Task statement: Copy every line of the records below that holds the word "Bumi".
Begin Task inputs
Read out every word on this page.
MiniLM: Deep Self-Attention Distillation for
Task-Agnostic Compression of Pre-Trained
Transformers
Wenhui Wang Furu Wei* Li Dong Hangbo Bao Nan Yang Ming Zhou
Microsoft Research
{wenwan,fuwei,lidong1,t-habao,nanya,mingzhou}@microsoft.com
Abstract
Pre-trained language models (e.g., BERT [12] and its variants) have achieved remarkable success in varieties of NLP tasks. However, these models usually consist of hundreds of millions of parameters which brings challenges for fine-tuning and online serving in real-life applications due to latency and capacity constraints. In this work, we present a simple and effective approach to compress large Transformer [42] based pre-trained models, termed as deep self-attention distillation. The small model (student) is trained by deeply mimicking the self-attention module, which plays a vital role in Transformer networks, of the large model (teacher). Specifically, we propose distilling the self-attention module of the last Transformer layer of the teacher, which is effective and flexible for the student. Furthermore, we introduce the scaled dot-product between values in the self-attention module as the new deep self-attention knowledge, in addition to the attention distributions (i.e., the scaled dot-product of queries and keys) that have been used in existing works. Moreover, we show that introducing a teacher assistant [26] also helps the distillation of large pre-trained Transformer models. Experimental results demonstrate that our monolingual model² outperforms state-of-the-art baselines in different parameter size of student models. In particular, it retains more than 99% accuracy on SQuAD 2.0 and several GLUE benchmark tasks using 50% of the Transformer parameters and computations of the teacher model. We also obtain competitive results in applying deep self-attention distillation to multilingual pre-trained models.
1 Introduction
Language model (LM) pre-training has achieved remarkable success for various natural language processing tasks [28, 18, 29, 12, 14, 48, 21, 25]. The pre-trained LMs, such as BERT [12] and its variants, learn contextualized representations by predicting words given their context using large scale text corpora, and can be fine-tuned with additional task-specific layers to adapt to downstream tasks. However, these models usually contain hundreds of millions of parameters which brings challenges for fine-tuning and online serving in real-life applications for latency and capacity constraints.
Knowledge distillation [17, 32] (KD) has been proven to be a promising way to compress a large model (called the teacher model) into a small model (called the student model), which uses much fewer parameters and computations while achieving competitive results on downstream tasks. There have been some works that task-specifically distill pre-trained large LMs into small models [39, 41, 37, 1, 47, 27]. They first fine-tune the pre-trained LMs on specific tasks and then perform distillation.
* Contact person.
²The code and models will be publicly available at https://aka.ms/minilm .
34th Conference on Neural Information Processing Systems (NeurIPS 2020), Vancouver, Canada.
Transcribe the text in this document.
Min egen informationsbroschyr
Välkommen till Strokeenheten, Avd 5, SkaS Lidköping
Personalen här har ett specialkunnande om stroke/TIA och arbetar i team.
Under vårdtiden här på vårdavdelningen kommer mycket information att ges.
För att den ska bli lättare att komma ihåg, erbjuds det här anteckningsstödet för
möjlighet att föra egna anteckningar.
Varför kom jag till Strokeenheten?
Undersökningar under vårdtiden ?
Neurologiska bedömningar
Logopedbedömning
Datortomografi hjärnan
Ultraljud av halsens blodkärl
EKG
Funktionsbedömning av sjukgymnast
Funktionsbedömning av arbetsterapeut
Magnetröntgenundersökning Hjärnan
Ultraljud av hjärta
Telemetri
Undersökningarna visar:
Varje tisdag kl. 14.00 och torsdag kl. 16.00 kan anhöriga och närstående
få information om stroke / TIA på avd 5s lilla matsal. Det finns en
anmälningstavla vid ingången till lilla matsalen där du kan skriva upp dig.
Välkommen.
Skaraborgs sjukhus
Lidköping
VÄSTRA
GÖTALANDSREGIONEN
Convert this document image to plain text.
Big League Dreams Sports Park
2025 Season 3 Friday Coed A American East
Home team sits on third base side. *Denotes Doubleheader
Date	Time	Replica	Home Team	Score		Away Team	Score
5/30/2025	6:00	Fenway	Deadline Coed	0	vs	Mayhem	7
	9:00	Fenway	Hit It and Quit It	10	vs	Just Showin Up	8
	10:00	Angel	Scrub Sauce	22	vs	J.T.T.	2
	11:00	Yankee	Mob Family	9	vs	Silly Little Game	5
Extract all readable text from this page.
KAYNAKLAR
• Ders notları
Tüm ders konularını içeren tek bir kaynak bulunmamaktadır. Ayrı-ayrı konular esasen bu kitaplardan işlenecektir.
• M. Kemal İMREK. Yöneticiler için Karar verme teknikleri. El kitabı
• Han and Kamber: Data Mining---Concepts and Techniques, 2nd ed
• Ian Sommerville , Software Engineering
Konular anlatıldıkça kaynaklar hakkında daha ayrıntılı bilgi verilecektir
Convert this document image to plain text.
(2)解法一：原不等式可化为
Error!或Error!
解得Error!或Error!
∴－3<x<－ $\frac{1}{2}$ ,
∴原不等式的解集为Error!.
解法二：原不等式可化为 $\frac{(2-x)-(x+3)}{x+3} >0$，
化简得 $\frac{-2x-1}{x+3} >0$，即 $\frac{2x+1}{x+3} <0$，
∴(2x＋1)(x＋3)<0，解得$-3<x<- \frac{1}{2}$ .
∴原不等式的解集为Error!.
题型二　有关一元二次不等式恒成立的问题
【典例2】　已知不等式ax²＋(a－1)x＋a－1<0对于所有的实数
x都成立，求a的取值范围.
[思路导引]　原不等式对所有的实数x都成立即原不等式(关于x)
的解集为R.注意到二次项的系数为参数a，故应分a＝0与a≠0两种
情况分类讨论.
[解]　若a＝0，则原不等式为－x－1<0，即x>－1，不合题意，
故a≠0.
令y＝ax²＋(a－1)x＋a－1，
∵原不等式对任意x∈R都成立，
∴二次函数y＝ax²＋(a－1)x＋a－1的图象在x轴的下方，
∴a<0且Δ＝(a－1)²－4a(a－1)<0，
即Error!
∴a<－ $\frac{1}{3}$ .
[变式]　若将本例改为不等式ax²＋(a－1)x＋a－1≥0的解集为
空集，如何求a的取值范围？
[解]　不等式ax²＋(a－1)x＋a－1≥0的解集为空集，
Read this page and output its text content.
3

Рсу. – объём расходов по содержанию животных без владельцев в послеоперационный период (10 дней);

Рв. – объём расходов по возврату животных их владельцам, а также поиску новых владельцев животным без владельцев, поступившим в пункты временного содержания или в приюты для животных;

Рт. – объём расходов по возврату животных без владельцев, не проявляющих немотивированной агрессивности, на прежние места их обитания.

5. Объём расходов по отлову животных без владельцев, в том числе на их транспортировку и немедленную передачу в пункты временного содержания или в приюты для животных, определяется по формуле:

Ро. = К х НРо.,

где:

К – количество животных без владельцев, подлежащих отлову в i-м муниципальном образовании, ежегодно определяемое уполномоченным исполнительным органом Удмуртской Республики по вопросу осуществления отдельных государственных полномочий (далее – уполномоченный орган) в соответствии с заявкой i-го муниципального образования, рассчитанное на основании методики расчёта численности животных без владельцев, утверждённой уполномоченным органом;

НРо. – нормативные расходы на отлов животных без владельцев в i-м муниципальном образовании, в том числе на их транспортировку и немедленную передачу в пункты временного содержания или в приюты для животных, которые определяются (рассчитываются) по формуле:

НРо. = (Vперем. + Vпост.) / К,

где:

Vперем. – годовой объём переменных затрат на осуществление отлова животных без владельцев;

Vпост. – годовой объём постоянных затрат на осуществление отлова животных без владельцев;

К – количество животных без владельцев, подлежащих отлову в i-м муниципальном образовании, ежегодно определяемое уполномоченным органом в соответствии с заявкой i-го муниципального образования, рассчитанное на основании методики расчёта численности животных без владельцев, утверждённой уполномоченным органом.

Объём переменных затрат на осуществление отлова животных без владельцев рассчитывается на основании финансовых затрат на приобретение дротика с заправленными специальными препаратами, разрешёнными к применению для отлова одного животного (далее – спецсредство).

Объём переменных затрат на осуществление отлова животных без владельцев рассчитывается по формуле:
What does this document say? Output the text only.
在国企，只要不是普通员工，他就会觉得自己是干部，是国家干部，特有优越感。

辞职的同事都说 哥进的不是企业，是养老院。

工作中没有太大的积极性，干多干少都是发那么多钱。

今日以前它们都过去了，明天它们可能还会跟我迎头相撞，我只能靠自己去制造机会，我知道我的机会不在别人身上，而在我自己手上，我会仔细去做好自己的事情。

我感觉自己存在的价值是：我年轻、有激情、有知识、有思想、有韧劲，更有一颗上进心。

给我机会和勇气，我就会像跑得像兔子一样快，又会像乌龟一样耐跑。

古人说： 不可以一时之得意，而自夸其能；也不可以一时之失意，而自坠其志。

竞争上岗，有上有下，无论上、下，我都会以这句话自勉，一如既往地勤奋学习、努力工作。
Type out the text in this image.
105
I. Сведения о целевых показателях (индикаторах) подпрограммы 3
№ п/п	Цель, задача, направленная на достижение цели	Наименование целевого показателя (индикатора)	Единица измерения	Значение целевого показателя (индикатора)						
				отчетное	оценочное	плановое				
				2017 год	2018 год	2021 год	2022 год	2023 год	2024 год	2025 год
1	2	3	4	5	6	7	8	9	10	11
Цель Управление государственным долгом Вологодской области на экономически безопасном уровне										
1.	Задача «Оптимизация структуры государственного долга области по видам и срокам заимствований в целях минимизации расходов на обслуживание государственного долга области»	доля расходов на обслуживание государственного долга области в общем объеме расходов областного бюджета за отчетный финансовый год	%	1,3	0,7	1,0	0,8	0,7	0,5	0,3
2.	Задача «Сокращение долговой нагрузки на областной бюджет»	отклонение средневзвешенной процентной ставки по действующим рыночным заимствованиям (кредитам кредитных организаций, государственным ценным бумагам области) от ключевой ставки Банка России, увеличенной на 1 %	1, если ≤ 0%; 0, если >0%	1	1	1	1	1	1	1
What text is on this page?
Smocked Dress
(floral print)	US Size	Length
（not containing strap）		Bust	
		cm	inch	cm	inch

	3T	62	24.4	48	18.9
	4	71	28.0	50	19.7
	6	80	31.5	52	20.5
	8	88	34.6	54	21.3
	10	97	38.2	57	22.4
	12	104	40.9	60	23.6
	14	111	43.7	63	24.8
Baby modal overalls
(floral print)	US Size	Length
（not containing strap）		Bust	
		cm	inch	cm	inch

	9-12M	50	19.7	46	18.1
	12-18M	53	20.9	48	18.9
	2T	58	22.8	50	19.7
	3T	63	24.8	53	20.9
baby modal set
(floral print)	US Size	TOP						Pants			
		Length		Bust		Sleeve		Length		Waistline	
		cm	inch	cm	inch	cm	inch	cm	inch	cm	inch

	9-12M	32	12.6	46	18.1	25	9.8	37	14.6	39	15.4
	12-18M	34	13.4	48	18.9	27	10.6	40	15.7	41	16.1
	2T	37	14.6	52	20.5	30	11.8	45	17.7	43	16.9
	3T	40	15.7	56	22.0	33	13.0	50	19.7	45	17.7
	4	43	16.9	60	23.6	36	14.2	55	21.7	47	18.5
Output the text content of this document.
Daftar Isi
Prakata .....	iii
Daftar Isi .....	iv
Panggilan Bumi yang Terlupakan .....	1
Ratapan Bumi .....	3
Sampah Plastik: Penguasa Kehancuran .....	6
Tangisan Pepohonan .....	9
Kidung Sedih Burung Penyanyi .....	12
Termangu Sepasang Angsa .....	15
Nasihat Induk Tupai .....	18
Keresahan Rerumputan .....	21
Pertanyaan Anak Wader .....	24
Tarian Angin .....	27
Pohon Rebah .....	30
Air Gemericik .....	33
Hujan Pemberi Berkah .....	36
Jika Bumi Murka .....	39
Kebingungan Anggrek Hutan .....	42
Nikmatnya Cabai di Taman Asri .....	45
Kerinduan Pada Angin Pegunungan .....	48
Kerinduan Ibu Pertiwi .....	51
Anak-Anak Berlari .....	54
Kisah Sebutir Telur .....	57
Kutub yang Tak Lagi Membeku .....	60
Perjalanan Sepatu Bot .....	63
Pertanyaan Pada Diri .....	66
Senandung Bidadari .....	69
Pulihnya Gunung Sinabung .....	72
End Task inputs
Final result:
Panggilan Bumi yang Terlupakan .....	1
Ratapan Bumi .....	3
Jika Bumi Murka .....	39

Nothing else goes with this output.